### Exercise input
--
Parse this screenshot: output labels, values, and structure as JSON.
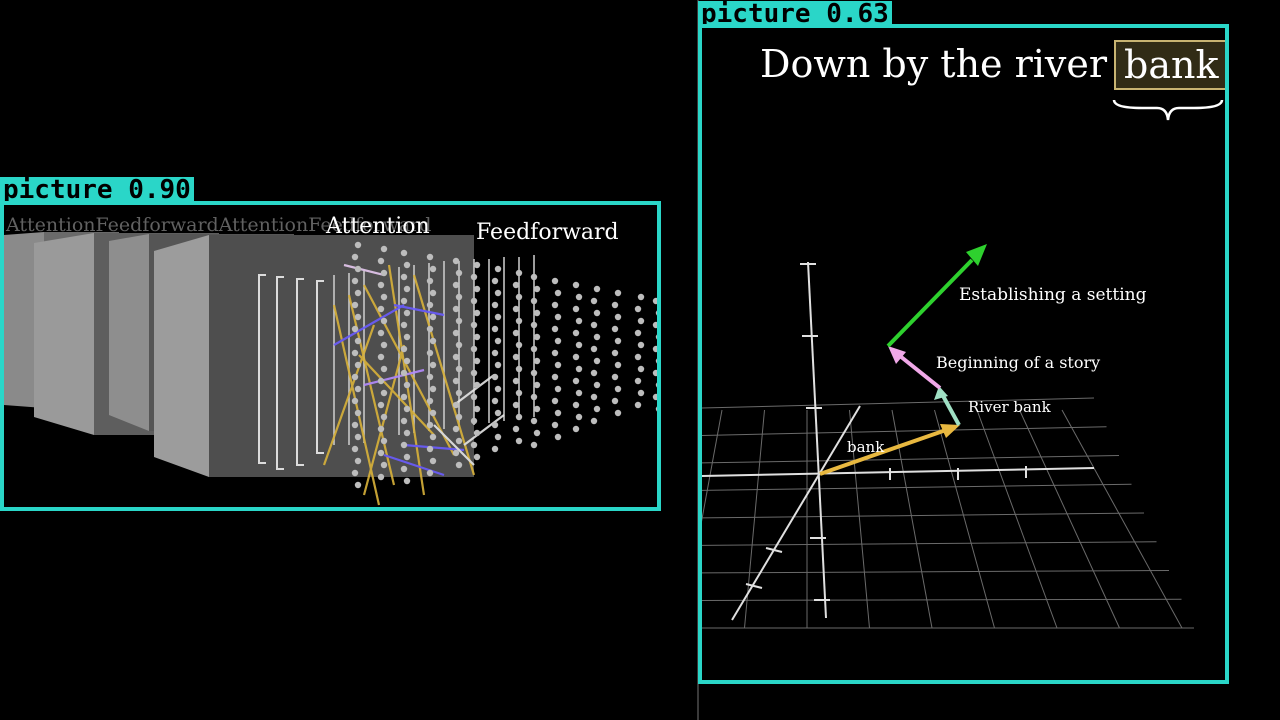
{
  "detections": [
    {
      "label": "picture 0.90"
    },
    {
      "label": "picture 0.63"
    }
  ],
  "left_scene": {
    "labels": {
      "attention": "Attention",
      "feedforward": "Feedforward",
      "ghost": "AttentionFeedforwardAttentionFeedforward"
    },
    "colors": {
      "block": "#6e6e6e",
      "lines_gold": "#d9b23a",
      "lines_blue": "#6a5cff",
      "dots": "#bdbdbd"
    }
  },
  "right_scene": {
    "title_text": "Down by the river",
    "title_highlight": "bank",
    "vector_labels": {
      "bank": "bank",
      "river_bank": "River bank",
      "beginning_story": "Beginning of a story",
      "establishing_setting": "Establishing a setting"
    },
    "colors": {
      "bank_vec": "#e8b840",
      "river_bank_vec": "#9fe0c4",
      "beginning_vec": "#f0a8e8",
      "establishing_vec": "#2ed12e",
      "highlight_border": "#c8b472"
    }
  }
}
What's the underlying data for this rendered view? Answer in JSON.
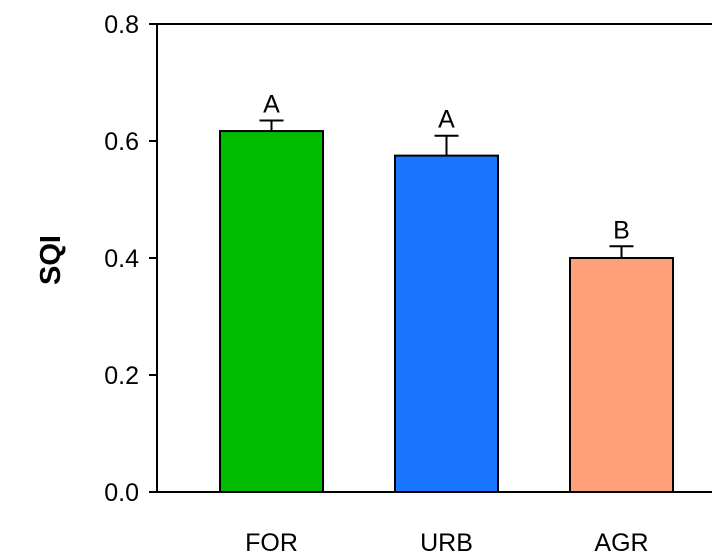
--
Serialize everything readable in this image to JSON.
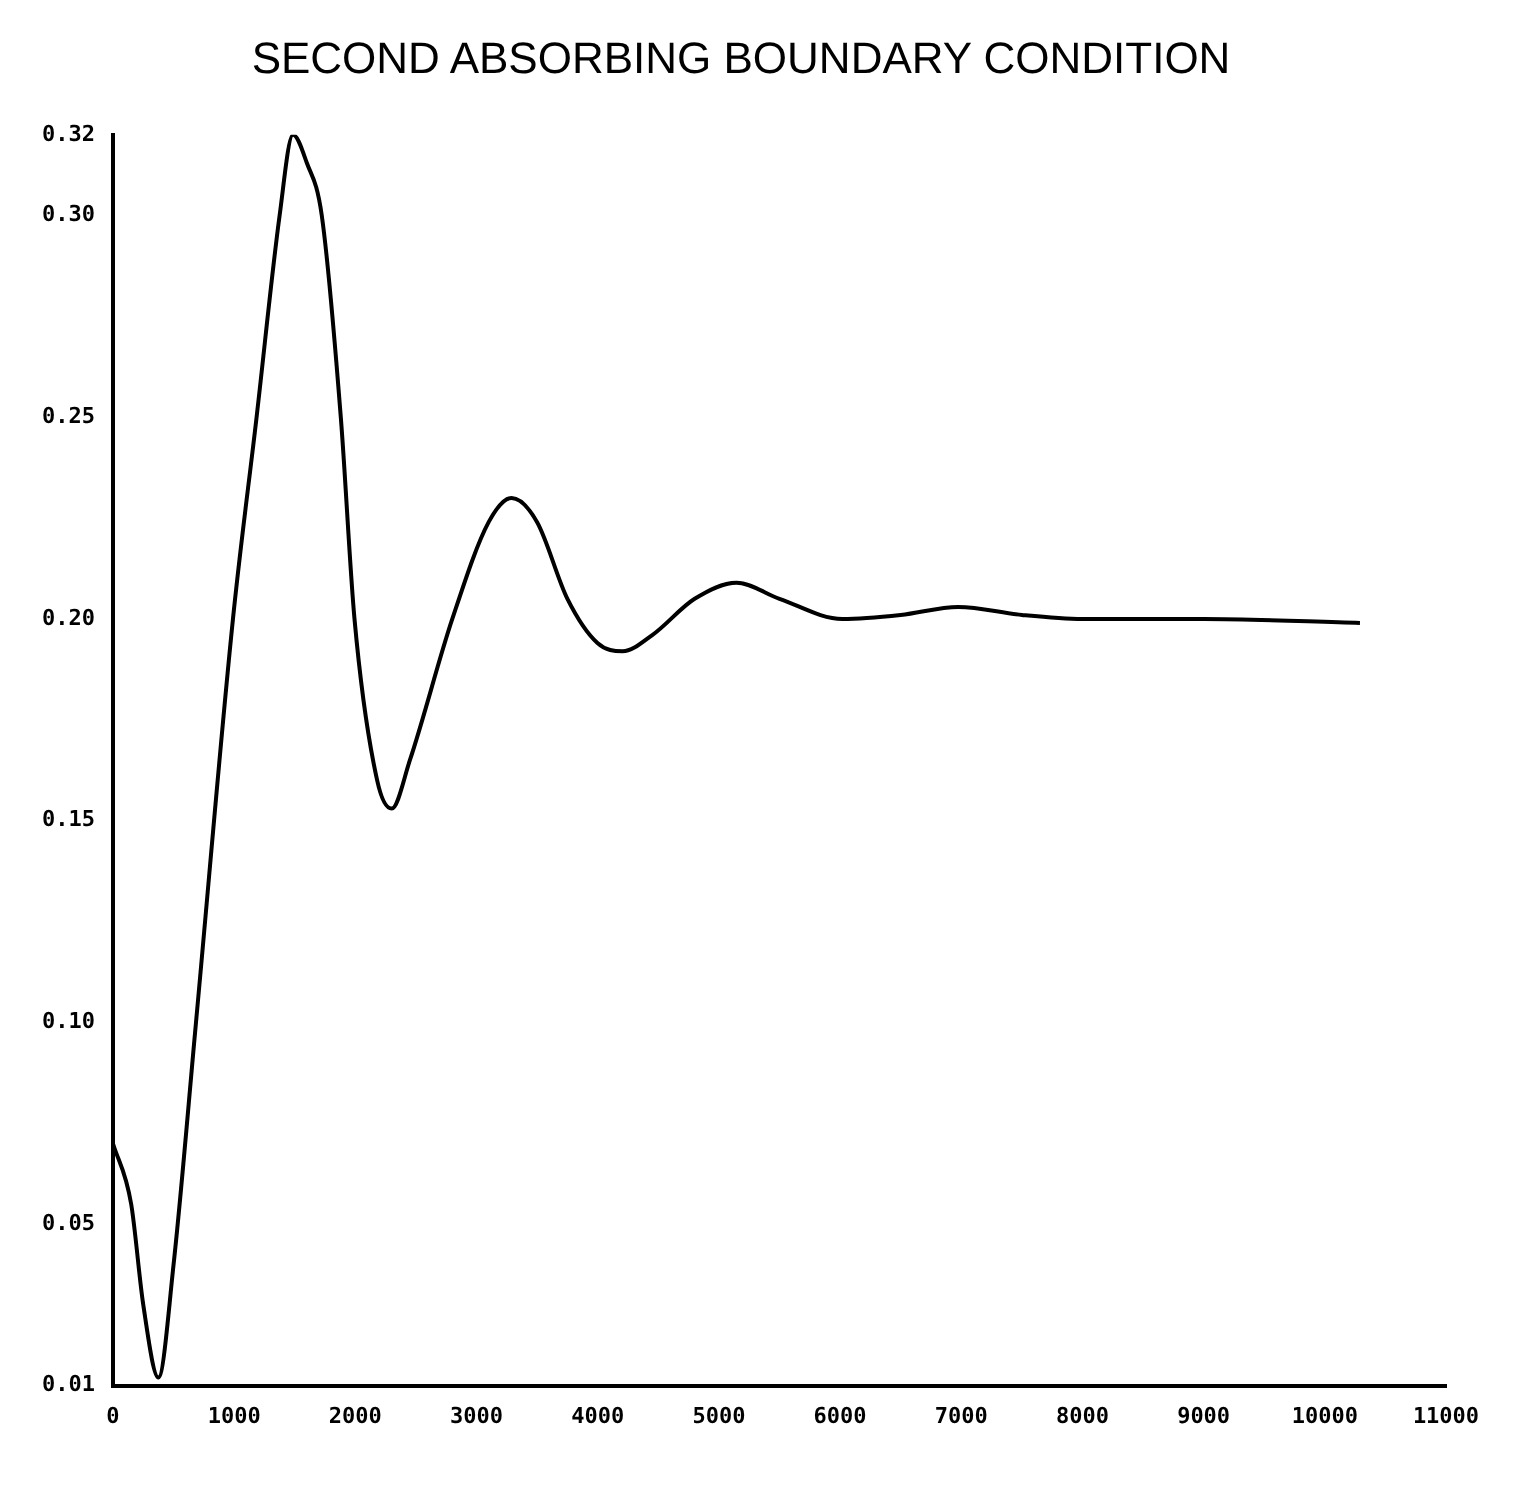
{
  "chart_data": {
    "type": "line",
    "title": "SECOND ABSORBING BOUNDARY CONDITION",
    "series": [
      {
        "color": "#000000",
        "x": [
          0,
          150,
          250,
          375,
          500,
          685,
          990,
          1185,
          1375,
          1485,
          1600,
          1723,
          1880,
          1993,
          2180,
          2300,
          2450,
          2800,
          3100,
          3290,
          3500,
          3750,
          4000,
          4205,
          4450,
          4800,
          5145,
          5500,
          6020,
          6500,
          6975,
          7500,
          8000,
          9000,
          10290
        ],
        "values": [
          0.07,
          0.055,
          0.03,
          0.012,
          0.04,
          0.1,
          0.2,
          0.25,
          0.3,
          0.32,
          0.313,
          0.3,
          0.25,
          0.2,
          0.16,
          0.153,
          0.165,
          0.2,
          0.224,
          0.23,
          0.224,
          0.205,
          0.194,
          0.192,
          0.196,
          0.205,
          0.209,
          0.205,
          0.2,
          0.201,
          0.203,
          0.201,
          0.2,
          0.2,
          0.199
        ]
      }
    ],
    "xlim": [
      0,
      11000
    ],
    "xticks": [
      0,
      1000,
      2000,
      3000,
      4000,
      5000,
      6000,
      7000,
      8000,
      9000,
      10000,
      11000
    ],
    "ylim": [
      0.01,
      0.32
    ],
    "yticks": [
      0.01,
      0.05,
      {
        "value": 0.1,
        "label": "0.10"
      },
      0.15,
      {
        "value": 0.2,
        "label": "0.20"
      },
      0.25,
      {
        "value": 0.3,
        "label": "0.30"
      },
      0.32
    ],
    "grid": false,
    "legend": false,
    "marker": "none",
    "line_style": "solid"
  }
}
--
### Set problem
Among the entries above, locate the line with "Parse this screenshot: output" and the line with "What's the underlying". Give those two lines and all lines between them again, exactly, leaving out the pictures.

### Answer to the problem
Parse this screenshot: output labels, values, and structure as JSON.
{
  "detections": [
    {
      "label": "picture 0.90"
    },
    {
      "label": "picture 0.63"
    }
  ],
  "left_scene": {
    "labels": {
      "attention": "Attention",
      "feedforward": "Feedforward",
      "ghost": "AttentionFeedforwardAttentionFeedforward"
    },
    "colors": {
      "block": "#6e6e6e",
      "lines_gold": "#d9b23a",
      "lines_blue": "#6a5cff",
      "dots": "#bdbdbd"
    }
  },
  "right_scene": {
    "title_text": "Down by the river",
    "title_highlight": "bank",
    "vector_labels": {
      "bank": "bank",
      "river_bank": "River bank",
      "beginning_story": "Beginning of a story",
      "establishing_setting": "Establishing a setting"
    },
    "colors": {
      "bank_vec": "#e8b840",
      "river_bank_vec": "#9fe0c4",
      "beginning_vec": "#f0a8e8",
      "establishing_vec": "#2ed12e",
      "highlight_border": "#c8b472"
    }
  }
}
What's the underlying data for this rendered view? Answer in JSON.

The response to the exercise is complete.